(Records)

>>>>>

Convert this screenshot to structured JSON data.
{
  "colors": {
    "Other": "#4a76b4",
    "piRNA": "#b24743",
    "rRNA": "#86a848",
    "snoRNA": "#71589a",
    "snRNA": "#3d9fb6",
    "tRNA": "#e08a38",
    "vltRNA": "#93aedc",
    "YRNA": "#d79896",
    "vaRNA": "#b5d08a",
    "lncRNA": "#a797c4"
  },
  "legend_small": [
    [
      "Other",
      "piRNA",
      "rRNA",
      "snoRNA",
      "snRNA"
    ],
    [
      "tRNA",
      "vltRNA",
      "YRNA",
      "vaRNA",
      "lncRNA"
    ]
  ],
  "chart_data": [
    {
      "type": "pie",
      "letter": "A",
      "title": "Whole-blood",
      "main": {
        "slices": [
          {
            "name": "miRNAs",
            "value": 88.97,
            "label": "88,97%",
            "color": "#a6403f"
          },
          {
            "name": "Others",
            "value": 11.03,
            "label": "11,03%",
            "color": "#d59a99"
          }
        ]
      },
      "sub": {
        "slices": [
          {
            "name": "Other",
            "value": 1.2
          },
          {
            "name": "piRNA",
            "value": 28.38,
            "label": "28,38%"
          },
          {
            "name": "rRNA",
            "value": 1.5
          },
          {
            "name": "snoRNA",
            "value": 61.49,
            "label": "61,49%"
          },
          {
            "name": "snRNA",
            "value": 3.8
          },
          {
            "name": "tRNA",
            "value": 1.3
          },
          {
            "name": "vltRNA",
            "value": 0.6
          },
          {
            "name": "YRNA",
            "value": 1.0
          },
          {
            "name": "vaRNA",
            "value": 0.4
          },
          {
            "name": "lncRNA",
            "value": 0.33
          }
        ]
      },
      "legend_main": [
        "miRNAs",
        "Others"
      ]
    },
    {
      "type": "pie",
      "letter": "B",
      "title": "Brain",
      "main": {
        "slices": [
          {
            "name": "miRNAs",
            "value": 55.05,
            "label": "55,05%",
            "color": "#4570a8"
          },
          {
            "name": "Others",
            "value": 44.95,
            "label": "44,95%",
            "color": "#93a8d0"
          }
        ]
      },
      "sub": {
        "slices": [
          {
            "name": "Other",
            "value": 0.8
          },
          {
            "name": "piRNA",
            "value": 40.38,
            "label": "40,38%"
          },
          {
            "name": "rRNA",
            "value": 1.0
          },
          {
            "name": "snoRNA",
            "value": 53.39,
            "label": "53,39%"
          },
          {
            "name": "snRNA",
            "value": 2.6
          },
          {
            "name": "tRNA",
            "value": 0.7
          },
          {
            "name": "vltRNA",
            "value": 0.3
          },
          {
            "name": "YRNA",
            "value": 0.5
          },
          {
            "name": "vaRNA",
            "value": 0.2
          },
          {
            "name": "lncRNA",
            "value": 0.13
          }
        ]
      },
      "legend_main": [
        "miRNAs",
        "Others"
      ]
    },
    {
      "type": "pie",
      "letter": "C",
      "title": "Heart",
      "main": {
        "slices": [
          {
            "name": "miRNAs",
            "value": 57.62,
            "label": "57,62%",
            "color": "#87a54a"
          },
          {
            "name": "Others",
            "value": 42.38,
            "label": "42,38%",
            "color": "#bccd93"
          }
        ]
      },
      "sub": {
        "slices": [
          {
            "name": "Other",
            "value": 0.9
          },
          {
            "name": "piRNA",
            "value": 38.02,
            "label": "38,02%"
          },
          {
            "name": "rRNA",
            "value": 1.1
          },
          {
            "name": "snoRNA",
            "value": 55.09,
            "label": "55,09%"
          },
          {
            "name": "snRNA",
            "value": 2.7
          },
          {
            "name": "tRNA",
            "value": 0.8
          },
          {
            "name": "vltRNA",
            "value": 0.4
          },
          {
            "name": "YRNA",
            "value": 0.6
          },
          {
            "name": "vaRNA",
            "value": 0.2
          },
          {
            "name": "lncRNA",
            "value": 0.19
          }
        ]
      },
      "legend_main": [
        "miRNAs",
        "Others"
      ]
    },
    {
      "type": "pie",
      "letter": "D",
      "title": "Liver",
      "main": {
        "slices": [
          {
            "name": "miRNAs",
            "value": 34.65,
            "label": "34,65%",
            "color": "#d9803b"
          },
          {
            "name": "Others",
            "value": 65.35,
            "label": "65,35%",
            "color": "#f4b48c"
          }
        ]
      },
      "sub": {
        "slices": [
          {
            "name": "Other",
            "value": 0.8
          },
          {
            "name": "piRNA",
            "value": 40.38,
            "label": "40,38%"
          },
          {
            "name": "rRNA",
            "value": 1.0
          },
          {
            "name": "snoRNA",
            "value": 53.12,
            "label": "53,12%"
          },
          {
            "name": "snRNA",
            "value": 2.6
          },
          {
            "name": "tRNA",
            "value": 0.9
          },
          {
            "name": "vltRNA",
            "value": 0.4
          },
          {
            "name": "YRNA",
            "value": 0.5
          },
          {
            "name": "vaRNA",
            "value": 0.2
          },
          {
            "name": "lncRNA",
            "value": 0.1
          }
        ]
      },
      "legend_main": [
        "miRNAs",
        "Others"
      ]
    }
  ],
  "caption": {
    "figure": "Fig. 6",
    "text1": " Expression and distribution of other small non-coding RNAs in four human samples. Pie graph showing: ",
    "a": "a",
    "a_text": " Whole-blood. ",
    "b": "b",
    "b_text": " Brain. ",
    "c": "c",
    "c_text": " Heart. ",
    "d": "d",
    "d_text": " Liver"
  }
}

<<<<<

List all lines in the material containing the string "title".

      "title": "Whole-blood",
      "title": "Brain",
      "title": "Heart",
      "title": "Liver",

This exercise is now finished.